**What you are asked to do:** Only the lines from the one holding "Extract the structured" to the end of the data should be echoed, exactly as they appear, minus the pictures.

**Data supplied:**
^^^^^^^^

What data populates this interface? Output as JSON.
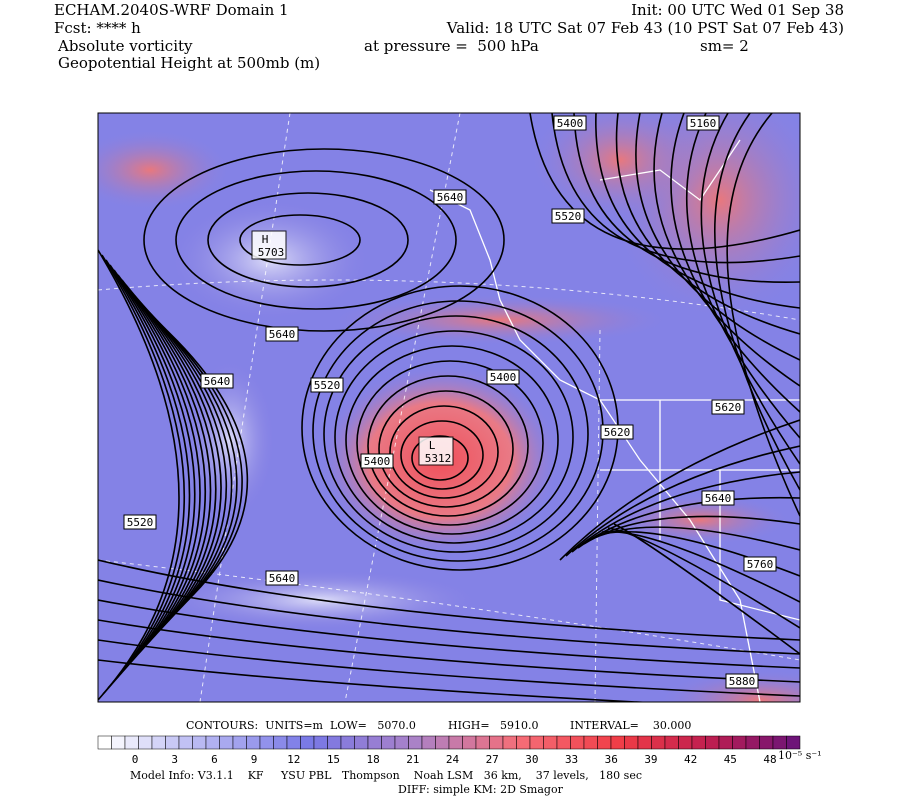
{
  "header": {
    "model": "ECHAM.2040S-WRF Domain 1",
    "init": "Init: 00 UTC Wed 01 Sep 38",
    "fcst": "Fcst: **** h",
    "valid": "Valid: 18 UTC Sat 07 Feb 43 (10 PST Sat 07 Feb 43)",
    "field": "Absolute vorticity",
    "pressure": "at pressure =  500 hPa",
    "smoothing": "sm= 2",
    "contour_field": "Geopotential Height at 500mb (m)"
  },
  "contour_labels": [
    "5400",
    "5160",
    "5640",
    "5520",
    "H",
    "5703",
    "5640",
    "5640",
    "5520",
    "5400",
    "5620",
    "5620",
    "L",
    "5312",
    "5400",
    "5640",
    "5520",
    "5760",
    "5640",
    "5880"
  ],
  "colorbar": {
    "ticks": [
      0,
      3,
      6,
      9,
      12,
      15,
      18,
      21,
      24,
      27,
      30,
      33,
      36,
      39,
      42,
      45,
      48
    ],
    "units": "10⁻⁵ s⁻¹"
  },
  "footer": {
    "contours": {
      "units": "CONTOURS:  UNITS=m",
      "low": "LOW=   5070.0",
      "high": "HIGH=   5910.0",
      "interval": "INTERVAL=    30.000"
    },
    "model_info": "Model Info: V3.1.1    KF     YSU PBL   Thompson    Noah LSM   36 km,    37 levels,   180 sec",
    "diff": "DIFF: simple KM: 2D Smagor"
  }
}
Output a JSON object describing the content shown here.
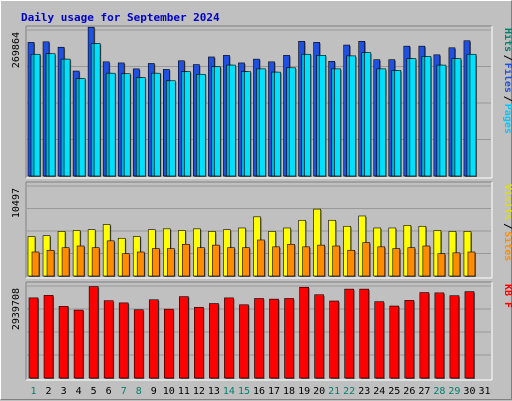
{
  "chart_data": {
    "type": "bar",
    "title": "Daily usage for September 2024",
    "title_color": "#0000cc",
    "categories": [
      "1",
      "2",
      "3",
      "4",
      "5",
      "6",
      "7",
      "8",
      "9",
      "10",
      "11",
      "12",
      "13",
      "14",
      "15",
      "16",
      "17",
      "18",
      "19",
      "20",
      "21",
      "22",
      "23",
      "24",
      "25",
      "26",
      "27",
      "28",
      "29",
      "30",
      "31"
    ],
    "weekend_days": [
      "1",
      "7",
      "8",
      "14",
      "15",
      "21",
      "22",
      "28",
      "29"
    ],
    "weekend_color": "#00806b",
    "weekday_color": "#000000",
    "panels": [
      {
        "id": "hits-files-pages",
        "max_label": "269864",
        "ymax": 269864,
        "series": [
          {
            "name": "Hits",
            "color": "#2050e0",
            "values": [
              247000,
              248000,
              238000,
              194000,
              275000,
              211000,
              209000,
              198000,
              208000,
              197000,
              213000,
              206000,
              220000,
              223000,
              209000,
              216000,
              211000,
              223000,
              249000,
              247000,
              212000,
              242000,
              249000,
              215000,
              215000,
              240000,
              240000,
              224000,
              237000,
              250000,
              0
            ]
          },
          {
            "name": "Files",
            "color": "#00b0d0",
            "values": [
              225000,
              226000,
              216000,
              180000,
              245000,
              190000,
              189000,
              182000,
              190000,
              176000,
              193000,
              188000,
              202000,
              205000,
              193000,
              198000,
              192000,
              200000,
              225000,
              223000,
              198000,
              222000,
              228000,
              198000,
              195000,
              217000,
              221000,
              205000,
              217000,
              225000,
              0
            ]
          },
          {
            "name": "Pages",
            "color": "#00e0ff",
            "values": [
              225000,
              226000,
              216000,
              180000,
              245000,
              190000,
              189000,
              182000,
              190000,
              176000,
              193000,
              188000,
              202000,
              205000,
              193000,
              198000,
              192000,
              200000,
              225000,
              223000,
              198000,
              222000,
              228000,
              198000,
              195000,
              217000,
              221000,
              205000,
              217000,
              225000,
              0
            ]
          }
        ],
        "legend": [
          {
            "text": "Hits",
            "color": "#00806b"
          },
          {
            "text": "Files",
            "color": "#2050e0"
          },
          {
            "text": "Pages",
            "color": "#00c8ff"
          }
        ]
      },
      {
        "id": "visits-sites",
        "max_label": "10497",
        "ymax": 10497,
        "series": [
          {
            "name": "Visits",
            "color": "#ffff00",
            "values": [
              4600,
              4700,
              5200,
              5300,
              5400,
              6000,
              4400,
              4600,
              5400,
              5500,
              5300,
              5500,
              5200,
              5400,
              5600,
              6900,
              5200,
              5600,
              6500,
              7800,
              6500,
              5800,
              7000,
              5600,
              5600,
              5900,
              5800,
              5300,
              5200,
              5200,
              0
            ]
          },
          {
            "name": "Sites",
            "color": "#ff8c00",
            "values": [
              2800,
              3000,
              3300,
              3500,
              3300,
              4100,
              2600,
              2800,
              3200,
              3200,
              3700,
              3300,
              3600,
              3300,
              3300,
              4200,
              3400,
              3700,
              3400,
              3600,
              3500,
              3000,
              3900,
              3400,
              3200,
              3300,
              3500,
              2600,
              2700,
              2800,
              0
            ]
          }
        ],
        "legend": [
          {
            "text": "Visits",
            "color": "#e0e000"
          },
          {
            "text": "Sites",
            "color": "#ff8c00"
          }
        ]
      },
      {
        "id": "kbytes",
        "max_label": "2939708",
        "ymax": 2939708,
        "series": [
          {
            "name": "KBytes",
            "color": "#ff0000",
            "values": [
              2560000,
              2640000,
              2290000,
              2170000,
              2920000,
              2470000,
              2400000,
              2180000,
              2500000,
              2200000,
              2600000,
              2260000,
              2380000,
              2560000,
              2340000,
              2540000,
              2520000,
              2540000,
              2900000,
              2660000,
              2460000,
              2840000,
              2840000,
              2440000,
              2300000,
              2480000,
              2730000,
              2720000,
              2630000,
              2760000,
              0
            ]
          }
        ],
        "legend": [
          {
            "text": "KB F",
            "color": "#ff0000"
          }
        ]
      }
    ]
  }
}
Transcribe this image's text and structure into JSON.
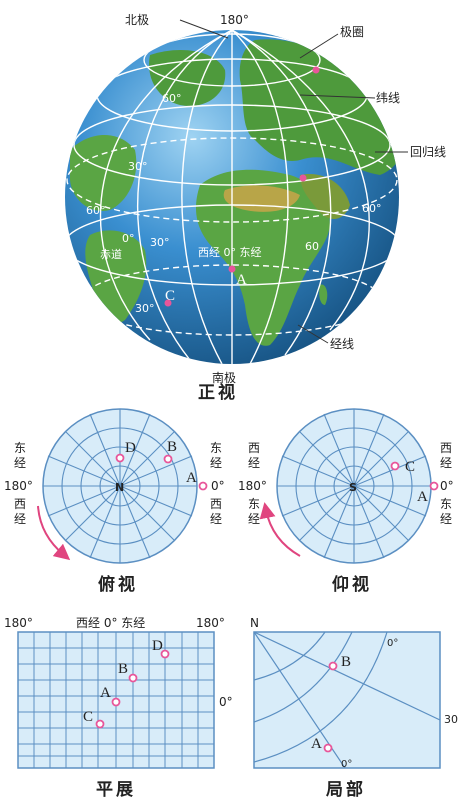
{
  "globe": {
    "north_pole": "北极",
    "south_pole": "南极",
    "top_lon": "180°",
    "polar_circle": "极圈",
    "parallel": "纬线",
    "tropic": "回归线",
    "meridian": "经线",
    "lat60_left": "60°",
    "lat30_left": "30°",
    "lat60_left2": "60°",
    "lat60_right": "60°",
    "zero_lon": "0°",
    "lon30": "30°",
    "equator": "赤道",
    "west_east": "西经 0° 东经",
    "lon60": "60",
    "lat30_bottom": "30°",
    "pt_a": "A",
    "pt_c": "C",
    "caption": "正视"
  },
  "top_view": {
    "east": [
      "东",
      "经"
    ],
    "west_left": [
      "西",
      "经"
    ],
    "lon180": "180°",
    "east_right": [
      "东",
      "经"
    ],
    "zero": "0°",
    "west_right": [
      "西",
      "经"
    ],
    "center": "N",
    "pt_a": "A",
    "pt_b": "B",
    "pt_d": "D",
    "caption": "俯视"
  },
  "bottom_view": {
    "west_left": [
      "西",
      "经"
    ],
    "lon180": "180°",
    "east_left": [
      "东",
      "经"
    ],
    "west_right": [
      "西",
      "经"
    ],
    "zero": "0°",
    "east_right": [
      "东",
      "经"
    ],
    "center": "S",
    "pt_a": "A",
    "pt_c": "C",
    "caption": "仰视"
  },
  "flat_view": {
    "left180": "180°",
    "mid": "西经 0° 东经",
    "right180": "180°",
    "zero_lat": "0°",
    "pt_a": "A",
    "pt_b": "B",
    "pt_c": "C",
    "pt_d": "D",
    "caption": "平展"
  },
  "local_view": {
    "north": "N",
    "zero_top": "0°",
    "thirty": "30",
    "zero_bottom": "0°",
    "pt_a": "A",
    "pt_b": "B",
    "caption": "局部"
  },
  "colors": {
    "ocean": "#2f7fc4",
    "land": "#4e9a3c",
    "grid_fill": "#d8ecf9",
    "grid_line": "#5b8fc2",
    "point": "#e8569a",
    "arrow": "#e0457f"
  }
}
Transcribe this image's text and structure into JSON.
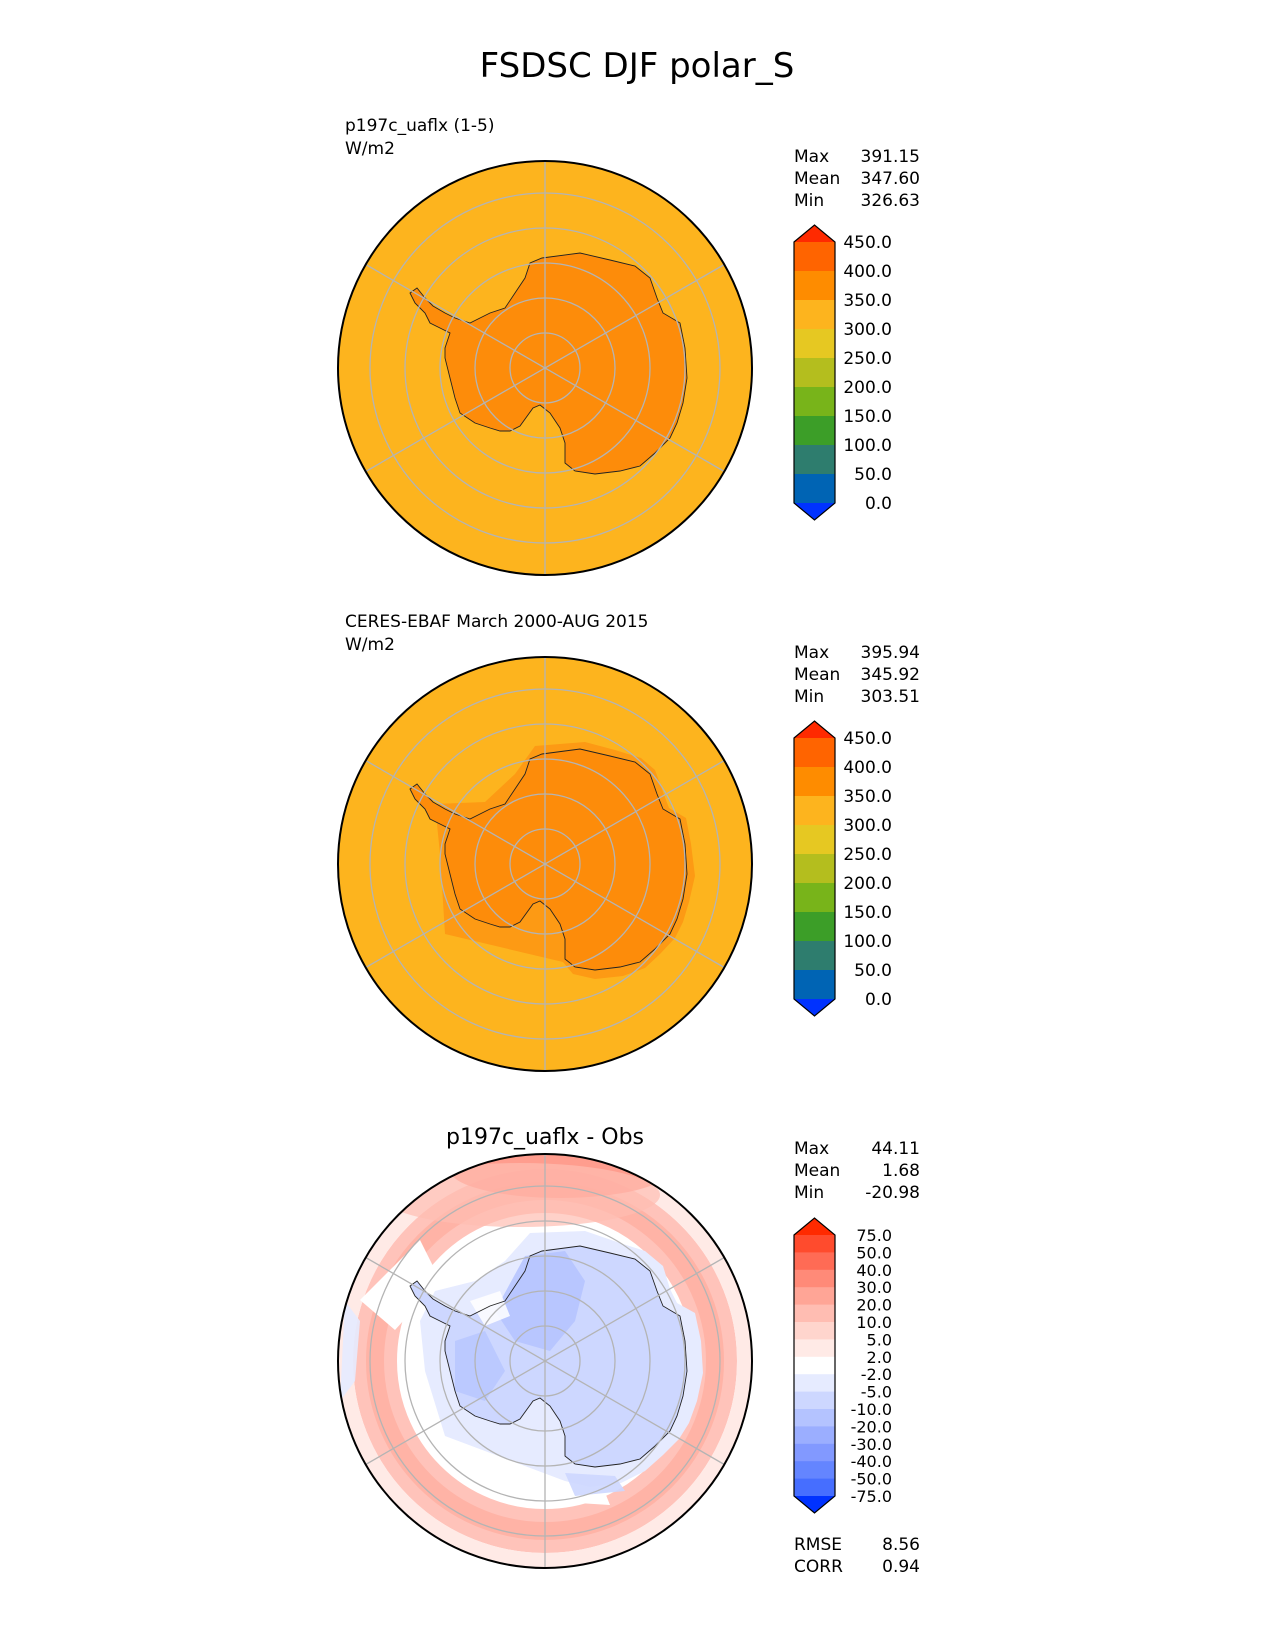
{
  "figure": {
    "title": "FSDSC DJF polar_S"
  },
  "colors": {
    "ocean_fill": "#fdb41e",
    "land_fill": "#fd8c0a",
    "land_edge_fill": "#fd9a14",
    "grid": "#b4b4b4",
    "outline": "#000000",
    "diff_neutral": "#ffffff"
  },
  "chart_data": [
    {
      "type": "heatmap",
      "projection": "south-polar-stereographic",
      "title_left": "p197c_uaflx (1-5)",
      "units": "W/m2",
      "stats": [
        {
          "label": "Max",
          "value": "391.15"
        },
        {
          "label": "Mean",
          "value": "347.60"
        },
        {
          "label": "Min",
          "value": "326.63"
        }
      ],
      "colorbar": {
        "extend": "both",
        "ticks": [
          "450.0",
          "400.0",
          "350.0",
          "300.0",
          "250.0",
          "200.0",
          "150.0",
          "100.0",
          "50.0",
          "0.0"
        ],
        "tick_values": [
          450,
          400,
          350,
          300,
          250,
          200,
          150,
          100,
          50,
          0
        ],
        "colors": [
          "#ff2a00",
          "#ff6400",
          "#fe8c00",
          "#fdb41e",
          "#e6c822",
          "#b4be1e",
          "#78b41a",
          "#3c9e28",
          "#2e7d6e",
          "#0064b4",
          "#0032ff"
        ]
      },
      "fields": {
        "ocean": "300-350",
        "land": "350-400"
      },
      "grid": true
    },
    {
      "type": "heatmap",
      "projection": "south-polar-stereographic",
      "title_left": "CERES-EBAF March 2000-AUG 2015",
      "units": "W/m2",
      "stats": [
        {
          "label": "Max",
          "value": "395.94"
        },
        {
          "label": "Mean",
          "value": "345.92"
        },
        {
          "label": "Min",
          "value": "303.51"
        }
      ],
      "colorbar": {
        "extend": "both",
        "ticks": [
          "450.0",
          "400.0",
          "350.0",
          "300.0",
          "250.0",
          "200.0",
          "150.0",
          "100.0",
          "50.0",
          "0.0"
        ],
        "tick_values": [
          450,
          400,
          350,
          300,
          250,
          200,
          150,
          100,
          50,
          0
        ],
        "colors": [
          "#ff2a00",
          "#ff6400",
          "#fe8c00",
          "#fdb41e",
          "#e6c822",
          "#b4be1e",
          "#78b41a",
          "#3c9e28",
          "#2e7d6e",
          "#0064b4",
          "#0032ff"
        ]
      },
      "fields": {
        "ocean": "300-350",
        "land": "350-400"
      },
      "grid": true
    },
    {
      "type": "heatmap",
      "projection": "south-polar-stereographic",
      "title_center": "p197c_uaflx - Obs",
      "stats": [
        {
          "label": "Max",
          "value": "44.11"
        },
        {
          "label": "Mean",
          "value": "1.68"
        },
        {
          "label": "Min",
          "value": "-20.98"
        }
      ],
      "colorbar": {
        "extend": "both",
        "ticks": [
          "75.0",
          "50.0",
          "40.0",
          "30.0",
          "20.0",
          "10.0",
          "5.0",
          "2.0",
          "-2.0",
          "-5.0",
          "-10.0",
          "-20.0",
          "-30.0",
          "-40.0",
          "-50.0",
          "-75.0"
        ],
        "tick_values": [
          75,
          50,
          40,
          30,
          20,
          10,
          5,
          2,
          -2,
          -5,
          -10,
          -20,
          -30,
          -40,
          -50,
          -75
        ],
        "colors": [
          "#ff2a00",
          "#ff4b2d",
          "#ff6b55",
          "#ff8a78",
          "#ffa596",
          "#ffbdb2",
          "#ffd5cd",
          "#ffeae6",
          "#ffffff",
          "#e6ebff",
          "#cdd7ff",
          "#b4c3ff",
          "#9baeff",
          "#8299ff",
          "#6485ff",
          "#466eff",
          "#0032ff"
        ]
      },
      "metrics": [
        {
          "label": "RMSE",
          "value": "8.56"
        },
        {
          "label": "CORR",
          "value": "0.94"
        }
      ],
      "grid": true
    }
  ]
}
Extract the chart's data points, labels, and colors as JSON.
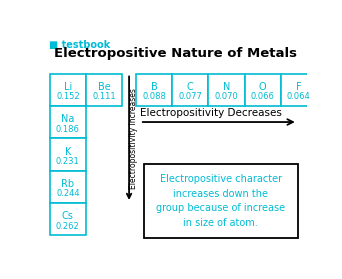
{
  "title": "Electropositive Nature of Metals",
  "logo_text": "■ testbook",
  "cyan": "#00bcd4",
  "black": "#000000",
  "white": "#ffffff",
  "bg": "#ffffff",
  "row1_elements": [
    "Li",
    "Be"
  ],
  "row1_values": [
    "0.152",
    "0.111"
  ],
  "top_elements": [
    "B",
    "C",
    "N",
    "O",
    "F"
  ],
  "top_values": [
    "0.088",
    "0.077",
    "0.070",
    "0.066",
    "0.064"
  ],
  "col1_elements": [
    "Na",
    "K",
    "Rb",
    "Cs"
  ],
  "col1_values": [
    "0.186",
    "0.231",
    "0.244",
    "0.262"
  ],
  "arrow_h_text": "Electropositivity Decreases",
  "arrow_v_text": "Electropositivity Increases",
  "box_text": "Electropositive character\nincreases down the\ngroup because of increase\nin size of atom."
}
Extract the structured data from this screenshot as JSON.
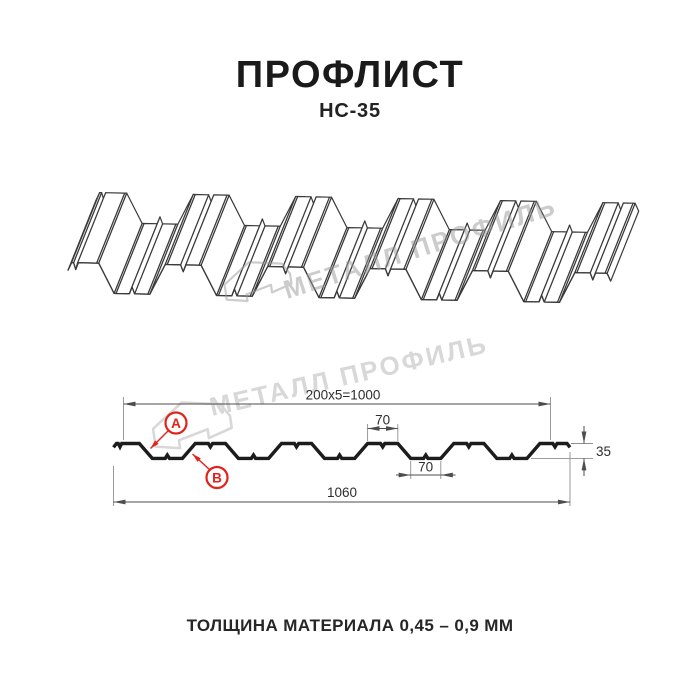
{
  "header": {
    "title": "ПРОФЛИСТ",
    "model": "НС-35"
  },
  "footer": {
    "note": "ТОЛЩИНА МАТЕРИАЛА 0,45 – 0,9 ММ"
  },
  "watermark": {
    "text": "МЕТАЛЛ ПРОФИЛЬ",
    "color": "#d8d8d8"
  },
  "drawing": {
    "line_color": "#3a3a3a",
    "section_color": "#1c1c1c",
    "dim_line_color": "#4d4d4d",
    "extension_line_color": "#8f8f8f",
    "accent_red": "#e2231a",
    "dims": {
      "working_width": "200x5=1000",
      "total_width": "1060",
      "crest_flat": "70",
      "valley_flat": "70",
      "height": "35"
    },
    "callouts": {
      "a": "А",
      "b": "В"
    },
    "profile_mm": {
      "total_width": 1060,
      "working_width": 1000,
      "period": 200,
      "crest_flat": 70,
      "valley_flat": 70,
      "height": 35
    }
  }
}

^^^^^^^^

**Solution to this task:**
Extract the structured data from this screenshot as JSON.
{
  "header": {
    "title": "ПРОФЛИСТ",
    "model": "НС-35"
  },
  "footer": {
    "note": "ТОЛЩИНА МАТЕРИАЛА 0,45 – 0,9 ММ"
  },
  "watermark": {
    "text": "МЕТАЛЛ ПРОФИЛЬ",
    "color": "#d8d8d8"
  },
  "drawing": {
    "line_color": "#3a3a3a",
    "section_color": "#1c1c1c",
    "dim_line_color": "#4d4d4d",
    "extension_line_color": "#8f8f8f",
    "accent_red": "#e2231a",
    "dims": {
      "working_width": "200x5=1000",
      "total_width": "1060",
      "crest_flat": "70",
      "valley_flat": "70",
      "height": "35"
    },
    "callouts": {
      "a": "А",
      "b": "В"
    },
    "profile_mm": {
      "total_width": 1060,
      "working_width": 1000,
      "period": 200,
      "crest_flat": 70,
      "valley_flat": 70,
      "height": 35
    }
  }
}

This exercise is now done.